___ Records supplied ___

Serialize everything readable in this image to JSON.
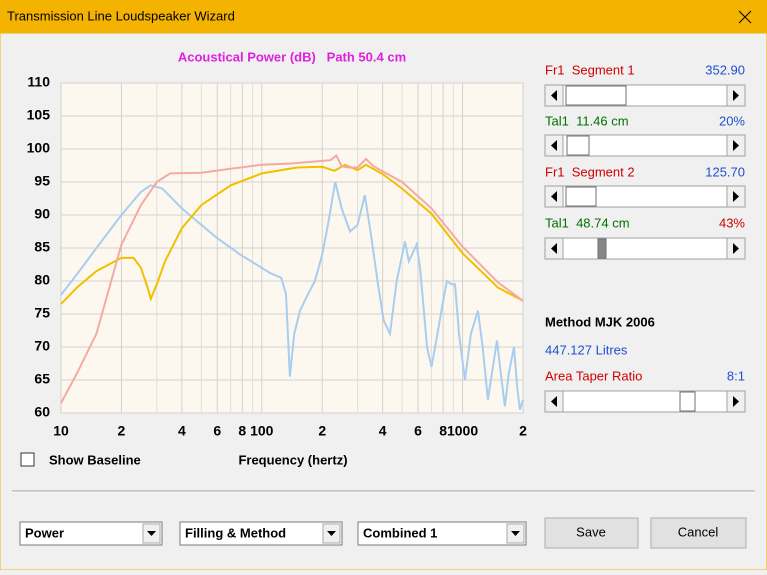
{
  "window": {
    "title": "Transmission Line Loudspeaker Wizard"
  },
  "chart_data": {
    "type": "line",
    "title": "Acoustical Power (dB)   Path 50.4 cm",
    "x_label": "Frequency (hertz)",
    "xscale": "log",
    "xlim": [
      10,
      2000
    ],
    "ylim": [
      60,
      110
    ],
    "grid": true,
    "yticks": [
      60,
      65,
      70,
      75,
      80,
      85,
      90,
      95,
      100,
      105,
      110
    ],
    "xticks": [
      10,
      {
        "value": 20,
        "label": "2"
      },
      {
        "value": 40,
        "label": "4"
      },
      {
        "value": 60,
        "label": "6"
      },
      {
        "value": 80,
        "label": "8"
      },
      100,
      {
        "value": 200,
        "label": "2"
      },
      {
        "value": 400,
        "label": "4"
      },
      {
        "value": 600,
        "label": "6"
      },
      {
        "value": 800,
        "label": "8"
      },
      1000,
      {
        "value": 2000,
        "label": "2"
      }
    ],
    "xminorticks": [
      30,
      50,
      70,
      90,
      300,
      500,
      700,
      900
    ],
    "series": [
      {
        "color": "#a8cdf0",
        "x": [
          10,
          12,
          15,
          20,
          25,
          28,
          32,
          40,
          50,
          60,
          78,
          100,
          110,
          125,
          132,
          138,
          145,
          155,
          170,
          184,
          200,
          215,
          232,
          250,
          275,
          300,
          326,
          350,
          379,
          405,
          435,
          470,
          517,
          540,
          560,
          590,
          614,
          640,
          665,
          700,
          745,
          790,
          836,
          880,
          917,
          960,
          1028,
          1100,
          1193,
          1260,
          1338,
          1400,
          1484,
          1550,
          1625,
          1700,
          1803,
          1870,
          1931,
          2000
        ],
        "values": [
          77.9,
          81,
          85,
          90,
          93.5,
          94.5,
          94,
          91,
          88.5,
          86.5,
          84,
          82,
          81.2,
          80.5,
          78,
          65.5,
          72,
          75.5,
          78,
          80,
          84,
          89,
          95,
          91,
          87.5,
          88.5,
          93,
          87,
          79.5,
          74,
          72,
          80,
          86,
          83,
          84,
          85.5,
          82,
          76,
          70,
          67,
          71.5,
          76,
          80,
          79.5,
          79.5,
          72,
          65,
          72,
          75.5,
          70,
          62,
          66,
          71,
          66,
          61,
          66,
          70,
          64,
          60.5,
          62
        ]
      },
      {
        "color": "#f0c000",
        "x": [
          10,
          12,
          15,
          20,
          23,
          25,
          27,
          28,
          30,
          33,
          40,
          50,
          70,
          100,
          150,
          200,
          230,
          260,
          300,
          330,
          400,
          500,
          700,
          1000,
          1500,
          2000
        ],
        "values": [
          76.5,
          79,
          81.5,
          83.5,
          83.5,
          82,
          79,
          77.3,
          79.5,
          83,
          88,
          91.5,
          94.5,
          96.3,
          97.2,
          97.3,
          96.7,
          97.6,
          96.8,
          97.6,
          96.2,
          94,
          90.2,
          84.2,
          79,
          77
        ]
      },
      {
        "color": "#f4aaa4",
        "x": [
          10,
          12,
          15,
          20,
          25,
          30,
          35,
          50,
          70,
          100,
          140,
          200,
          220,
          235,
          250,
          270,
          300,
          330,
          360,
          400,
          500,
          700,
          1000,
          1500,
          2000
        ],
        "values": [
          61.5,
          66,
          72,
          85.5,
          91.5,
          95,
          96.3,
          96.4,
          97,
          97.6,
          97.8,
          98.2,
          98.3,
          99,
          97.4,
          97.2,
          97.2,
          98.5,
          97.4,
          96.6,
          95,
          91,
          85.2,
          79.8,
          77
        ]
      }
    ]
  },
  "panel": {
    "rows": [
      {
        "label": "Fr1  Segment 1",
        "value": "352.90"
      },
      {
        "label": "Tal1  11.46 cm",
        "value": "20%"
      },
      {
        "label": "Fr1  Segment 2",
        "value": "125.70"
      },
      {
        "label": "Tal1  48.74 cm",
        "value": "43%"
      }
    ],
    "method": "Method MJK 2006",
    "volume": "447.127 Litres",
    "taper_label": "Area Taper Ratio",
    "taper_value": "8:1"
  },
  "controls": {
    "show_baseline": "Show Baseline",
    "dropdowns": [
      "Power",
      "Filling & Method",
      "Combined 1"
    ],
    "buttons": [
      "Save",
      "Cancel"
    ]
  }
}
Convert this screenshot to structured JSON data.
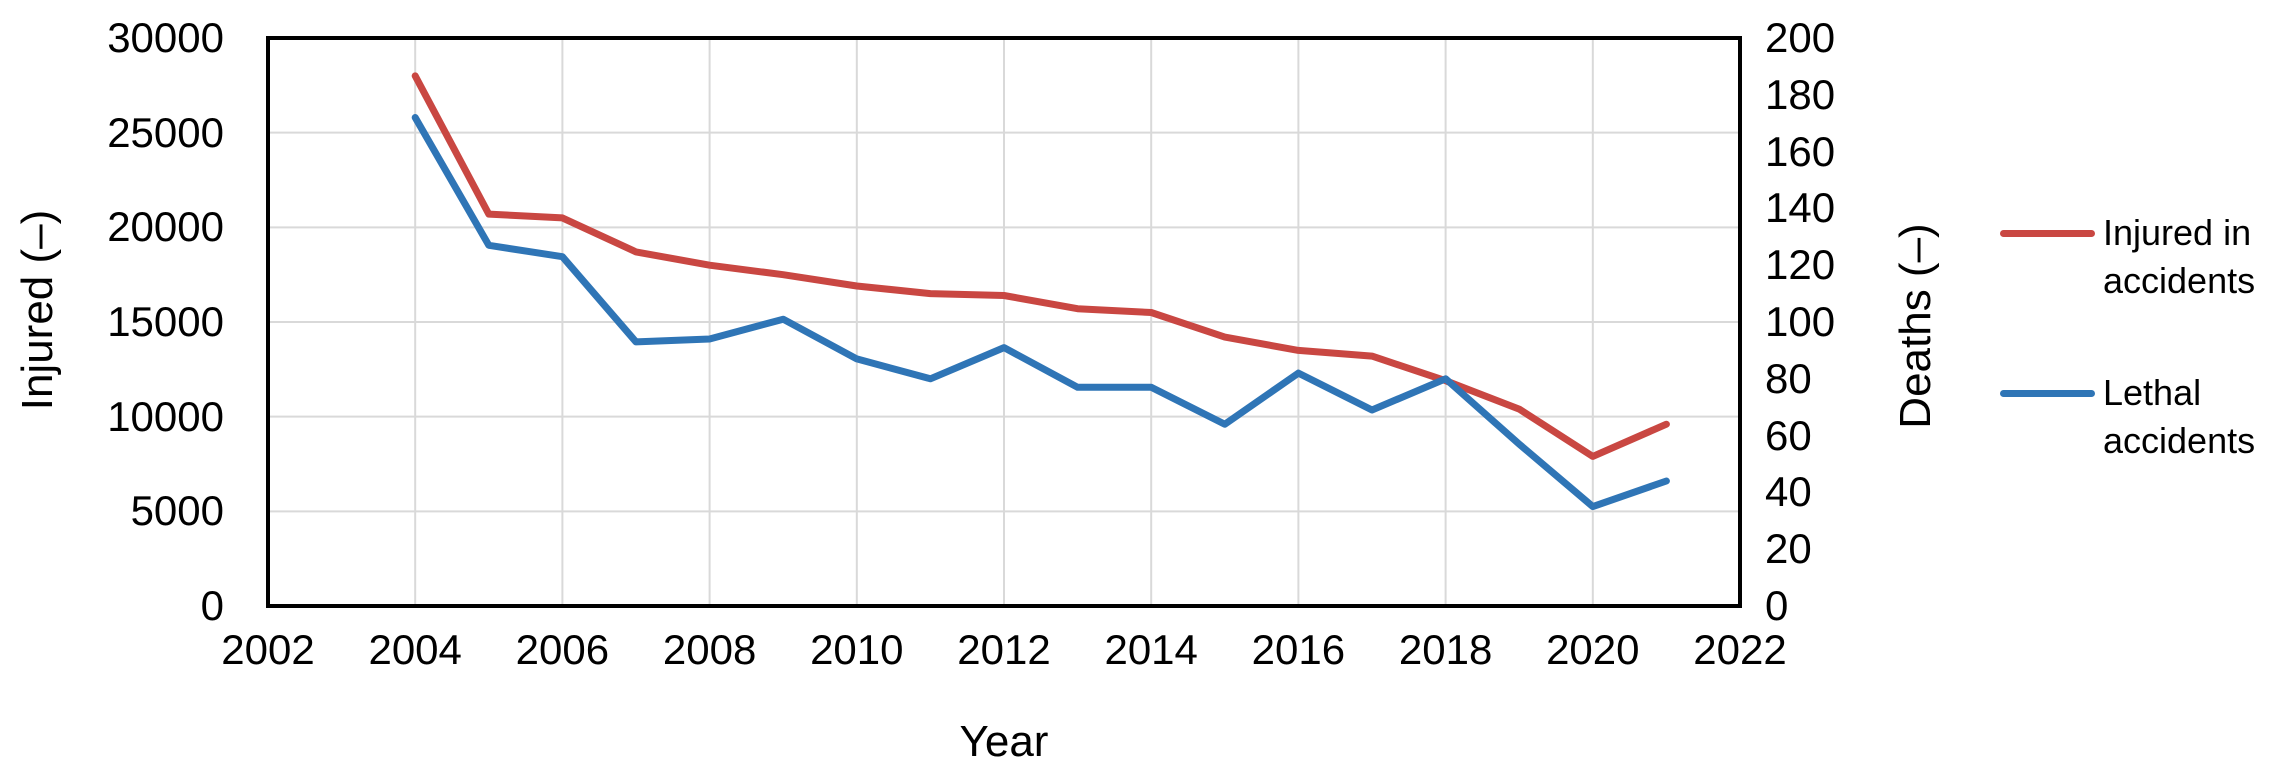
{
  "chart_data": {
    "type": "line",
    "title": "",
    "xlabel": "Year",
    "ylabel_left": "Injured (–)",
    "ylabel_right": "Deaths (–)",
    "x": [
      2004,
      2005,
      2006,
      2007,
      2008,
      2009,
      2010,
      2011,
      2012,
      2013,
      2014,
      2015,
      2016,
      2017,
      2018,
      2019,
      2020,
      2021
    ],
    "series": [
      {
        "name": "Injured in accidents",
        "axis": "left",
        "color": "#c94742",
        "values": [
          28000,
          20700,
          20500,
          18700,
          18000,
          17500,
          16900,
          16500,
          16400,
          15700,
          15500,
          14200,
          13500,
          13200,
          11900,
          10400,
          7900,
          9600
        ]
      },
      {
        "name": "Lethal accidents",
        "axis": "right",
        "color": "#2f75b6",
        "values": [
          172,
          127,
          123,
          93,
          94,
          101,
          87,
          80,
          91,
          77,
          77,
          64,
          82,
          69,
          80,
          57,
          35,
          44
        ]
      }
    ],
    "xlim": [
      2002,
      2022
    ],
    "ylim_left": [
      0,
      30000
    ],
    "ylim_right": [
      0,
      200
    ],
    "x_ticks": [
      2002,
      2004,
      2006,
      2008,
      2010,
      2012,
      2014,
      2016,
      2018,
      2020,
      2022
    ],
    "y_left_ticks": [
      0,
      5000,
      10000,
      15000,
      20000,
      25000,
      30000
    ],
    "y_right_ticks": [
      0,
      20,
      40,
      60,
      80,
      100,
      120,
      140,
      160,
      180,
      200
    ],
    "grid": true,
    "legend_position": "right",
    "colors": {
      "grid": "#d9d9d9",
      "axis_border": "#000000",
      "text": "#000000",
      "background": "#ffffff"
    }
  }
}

___
___ Records supplied ___

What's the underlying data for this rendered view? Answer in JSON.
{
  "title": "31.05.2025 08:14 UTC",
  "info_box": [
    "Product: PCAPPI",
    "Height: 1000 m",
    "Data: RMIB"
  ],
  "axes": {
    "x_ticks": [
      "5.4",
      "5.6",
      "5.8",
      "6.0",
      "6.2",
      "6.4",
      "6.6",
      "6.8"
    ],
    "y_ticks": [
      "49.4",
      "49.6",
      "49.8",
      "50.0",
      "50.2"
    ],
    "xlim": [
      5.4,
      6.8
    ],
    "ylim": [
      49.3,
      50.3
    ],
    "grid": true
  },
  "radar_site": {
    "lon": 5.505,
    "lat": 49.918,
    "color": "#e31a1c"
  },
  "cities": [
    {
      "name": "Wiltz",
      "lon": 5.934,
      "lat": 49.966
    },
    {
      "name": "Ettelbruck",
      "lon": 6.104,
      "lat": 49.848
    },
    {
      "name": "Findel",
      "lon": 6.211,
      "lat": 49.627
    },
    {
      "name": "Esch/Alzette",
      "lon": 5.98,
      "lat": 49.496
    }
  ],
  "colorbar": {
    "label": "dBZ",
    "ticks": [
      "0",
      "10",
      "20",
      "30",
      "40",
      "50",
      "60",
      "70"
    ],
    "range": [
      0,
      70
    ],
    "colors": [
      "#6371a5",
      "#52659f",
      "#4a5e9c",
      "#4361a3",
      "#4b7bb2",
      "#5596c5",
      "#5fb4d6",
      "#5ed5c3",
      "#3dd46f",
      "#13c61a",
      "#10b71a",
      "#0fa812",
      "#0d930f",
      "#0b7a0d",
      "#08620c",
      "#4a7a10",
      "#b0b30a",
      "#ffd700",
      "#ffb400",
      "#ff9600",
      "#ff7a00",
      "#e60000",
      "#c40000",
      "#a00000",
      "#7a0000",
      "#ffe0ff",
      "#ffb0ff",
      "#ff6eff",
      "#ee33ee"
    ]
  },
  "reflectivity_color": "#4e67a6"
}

___

- **Work to be completed**: Take every line from the data that contains the word "name".

- **Right answer**:
        "name": "Injured in accidents",
        "name": "Lethal accidents",
      "name": "Wiltz",
      "name": "Ettelbruck",
      "name": "Findel",
      "name": "Esch/Alzette",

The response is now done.